What you need to do: Copy out each line exactly; pictures stay out of the copy.

Supplied material:
____
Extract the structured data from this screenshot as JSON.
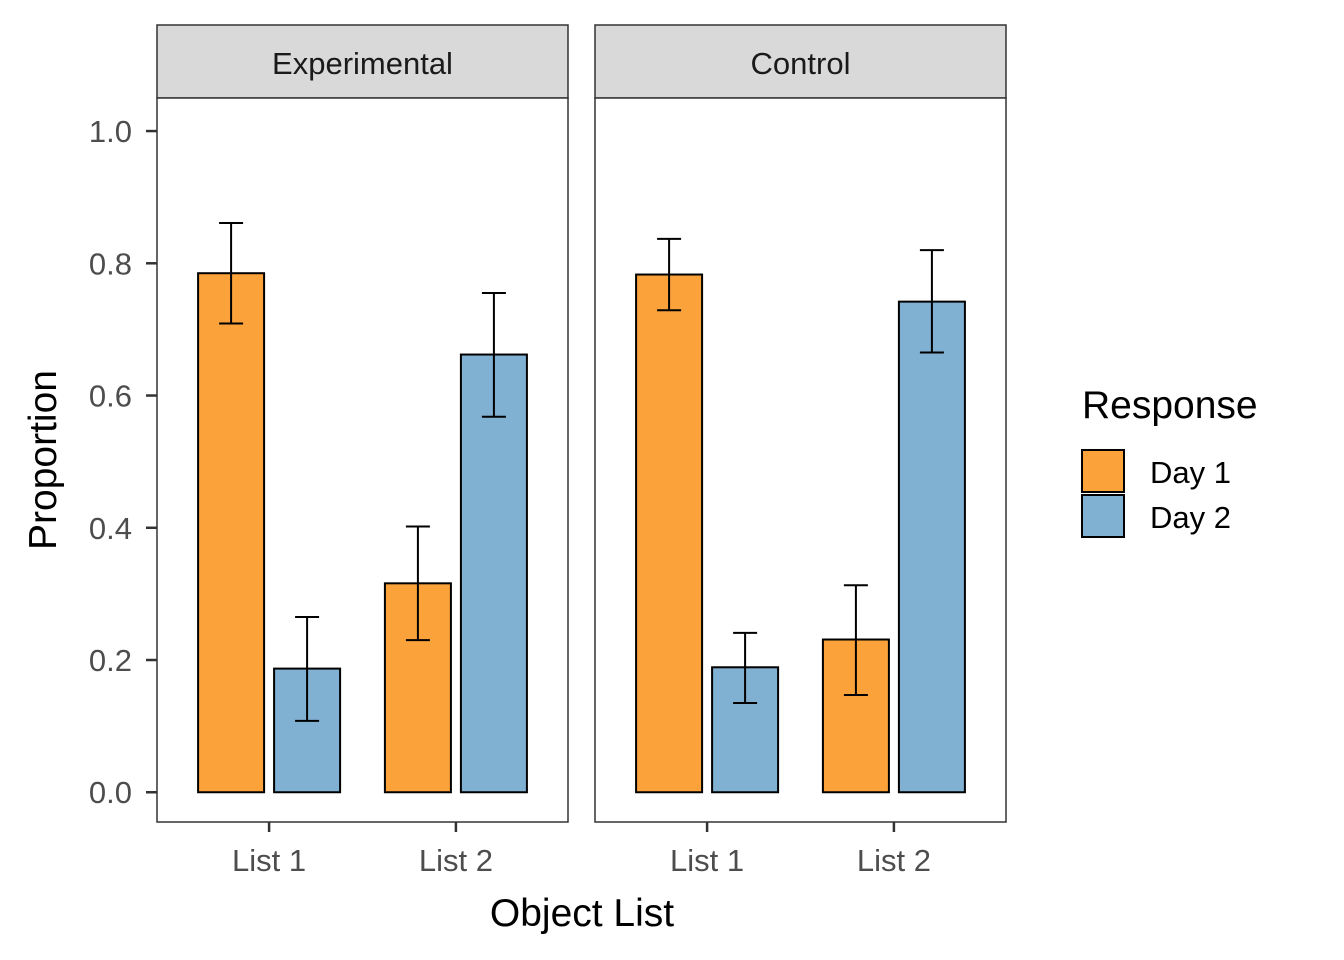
{
  "chart_data": {
    "type": "bar",
    "xlabel": "Object List",
    "ylabel": "Proportion",
    "ylim": [
      -0.045,
      1.05
    ],
    "yticks": [
      "0.0",
      "0.2",
      "0.4",
      "0.6",
      "0.8",
      "1.0"
    ],
    "ytick_values": [
      0,
      0.2,
      0.4,
      0.6,
      0.8,
      1.0
    ],
    "categories": [
      "List 1",
      "List 2"
    ],
    "grid": false,
    "legend": {
      "title": "Response",
      "placement": "right",
      "entries": [
        {
          "name": "Day 1",
          "color": "#FBA33A"
        },
        {
          "name": "Day 2",
          "color": "#80B1D3"
        }
      ]
    },
    "panels": [
      {
        "title": "Experimental",
        "series": [
          {
            "name": "Day 1",
            "values": [
              0.785,
              0.316
            ],
            "err_low": [
              0.709,
              0.23
            ],
            "err_high": [
              0.861,
              0.402
            ]
          },
          {
            "name": "Day 2",
            "values": [
              0.187,
              0.662
            ],
            "err_low": [
              0.108,
              0.568
            ],
            "err_high": [
              0.265,
              0.755
            ]
          }
        ]
      },
      {
        "title": "Control",
        "series": [
          {
            "name": "Day 1",
            "values": [
              0.783,
              0.231
            ],
            "err_low": [
              0.729,
              0.147
            ],
            "err_high": [
              0.837,
              0.313
            ]
          },
          {
            "name": "Day 2",
            "values": [
              0.189,
              0.742
            ],
            "err_low": [
              0.135,
              0.665
            ],
            "err_high": [
              0.241,
              0.82
            ]
          }
        ]
      }
    ]
  }
}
____
Exercise output:
Extract the structured data from this screenshot as JSON.
{
  "chart_data": {
    "type": "bar",
    "xlabel": "Object List",
    "ylabel": "Proportion",
    "ylim": [
      -0.045,
      1.05
    ],
    "yticks": [
      "0.0",
      "0.2",
      "0.4",
      "0.6",
      "0.8",
      "1.0"
    ],
    "ytick_values": [
      0,
      0.2,
      0.4,
      0.6,
      0.8,
      1.0
    ],
    "categories": [
      "List 1",
      "List 2"
    ],
    "grid": false,
    "legend": {
      "title": "Response",
      "placement": "right",
      "entries": [
        {
          "name": "Day 1",
          "color": "#FBA33A"
        },
        {
          "name": "Day 2",
          "color": "#80B1D3"
        }
      ]
    },
    "panels": [
      {
        "title": "Experimental",
        "series": [
          {
            "name": "Day 1",
            "values": [
              0.785,
              0.316
            ],
            "err_low": [
              0.709,
              0.23
            ],
            "err_high": [
              0.861,
              0.402
            ]
          },
          {
            "name": "Day 2",
            "values": [
              0.187,
              0.662
            ],
            "err_low": [
              0.108,
              0.568
            ],
            "err_high": [
              0.265,
              0.755
            ]
          }
        ]
      },
      {
        "title": "Control",
        "series": [
          {
            "name": "Day 1",
            "values": [
              0.783,
              0.231
            ],
            "err_low": [
              0.729,
              0.147
            ],
            "err_high": [
              0.837,
              0.313
            ]
          },
          {
            "name": "Day 2",
            "values": [
              0.189,
              0.742
            ],
            "err_low": [
              0.135,
              0.665
            ],
            "err_high": [
              0.241,
              0.82
            ]
          }
        ]
      }
    ]
  }
}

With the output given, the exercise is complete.